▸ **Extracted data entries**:
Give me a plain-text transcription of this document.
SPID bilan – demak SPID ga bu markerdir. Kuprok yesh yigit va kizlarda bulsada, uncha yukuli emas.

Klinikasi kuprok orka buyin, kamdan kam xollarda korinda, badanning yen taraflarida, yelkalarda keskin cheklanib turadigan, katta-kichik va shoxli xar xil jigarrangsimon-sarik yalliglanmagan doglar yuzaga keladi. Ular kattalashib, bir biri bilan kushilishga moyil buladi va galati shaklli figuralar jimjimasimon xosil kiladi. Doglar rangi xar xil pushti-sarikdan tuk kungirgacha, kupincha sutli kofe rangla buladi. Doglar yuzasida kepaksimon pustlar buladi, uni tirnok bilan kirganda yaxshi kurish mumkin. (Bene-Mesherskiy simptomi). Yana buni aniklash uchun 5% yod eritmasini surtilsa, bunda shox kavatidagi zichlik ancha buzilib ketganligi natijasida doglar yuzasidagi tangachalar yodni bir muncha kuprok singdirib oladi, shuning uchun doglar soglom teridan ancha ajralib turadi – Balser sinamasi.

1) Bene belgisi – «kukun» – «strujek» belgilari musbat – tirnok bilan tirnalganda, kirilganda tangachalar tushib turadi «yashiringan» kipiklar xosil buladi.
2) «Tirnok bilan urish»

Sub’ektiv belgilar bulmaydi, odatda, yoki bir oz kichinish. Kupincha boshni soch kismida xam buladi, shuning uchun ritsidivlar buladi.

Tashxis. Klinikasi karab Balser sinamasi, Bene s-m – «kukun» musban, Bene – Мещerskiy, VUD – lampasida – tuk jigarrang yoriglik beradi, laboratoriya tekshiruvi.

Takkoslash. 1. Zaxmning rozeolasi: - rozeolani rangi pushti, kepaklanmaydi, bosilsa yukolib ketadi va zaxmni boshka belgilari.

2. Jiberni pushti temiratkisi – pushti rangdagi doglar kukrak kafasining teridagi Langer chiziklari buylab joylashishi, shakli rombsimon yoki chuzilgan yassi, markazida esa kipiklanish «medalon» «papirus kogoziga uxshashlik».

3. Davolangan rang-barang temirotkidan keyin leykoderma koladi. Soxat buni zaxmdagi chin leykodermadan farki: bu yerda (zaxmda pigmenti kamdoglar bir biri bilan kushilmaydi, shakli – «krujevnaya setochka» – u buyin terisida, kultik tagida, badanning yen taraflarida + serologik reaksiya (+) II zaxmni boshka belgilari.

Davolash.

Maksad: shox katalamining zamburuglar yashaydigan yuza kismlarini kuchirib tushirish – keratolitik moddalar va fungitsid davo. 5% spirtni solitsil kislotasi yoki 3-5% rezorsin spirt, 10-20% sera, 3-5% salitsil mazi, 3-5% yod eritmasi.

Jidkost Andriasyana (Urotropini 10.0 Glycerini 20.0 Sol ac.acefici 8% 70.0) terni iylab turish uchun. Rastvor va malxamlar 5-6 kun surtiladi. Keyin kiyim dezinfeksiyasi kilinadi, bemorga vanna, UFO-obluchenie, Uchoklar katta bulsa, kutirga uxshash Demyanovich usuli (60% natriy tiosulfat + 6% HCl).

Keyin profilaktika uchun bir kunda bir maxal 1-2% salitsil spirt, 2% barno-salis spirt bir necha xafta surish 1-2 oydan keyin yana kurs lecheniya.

▸ **Task directions**:
Set down all of the data above, word for word.

▸ **Exercise output**:
Give me a plain-text transcription of this document.
SPID bilan – demak SPID ga bu markerdir. Kuprok yesh yigit va kizlarda bulsada, uncha yukuli emas.

Klinikasi kuprok orka buyin, kamdan kam xollarda korinda, badanning yen taraflarida, yelkalarda keskin cheklanib turadigan, katta-kichik va shoxli xar xil jigarrangsimon-sarik yalliglanmagan doglar yuzaga keladi. Ular kattalashib, bir biri bilan kushilishga moyil buladi va galati shaklli figuralar jimjimasimon xosil kiladi. Doglar rangi xar xil pushti-sarikdan tuk kungirgacha, kupincha sutli kofe rangla buladi. Doglar yuzasida kepaksimon pustlar buladi, uni tirnok bilan kirganda yaxshi kurish mumkin. (Bene-Mesherskiy simptomi). Yana buni aniklash uchun 5% yod eritmasini surtilsa, bunda shox kavatidagi zichlik ancha buzilib ketganligi natijasida doglar yuzasidagi tangachalar yodni bir muncha kuprok singdirib oladi, shuning uchun doglar soglom teridan ancha ajralib turadi – Balser sinamasi.

1) Bene belgisi – «kukun» – «strujek» belgilari musbat – tirnok bilan tirnalganda, kirilganda tangachalar tushib turadi «yashiringan» kipiklar xosil buladi.
2) «Tirnok bilan urish»

Sub’ektiv belgilar bulmaydi, odatda, yoki bir oz kichinish. Kupincha boshni soch kismida xam buladi, shuning uchun ritsidivlar buladi.

Tashxis. Klinikasi karab Balser sinamasi, Bene s-m – «kukun» musban, Bene – Мещerskiy, VUD – lampasida – tuk jigarrang yoriglik beradi, laboratoriya tekshiruvi.

Takkoslash. 1. Zaxmning rozeolasi: - rozeolani rangi pushti, kepaklanmaydi, bosilsa yukolib ketadi va zaxmni boshka belgilari.

2. Jiberni pushti temiratkisi – pushti rangdagi doglar kukrak kafasining teridagi Langer chiziklari buylab joylashishi, shakli rombsimon yoki chuzilgan yassi, markazida esa kipiklanish «medalon» «papirus kogoziga uxshashlik».

3. Davolangan rang-barang temirotkidan keyin leykoderma koladi. Soxat buni zaxmdagi chin leykodermadan farki: bu yerda (zaxmda pigmenti kamdoglar bir biri bilan kushilmaydi, shakli – «krujevnaya setochka» – u buyin terisida, kultik tagida, badanning yen taraflarida + serologik reaksiya (+) II zaxmni boshka belgilari.

Davolash.

Maksad: shox katalamining zamburuglar yashaydigan yuza kismlarini kuchirib tushirish – keratolitik moddalar va fungitsid davo. 5% spirtni solitsil kislotasi yoki 3-5% rezorsin spirt, 10-20% sera, 3-5% salitsil mazi, 3-5% yod eritmasi.

Jidkost Andriasyana (Urotropini 10.0 Glycerini 20.0 Sol ac.acefici 8% 70.0) terni iylab turish uchun. Rastvor va malxamlar 5-6 kun surtiladi. Keyin kiyim dezinfeksiyasi kilinadi, bemorga vanna, UFO-obluchenie, Uchoklar katta bulsa, kutirga uxshash Demyanovich usuli (60% natriy tiosulfat + 6% HCl).

Keyin profilaktika uchun bir kunda bir maxal 1-2% salitsil spirt, 2% barno-salis spirt bir necha xafta surish 1-2 oydan keyin yana kurs lecheniya.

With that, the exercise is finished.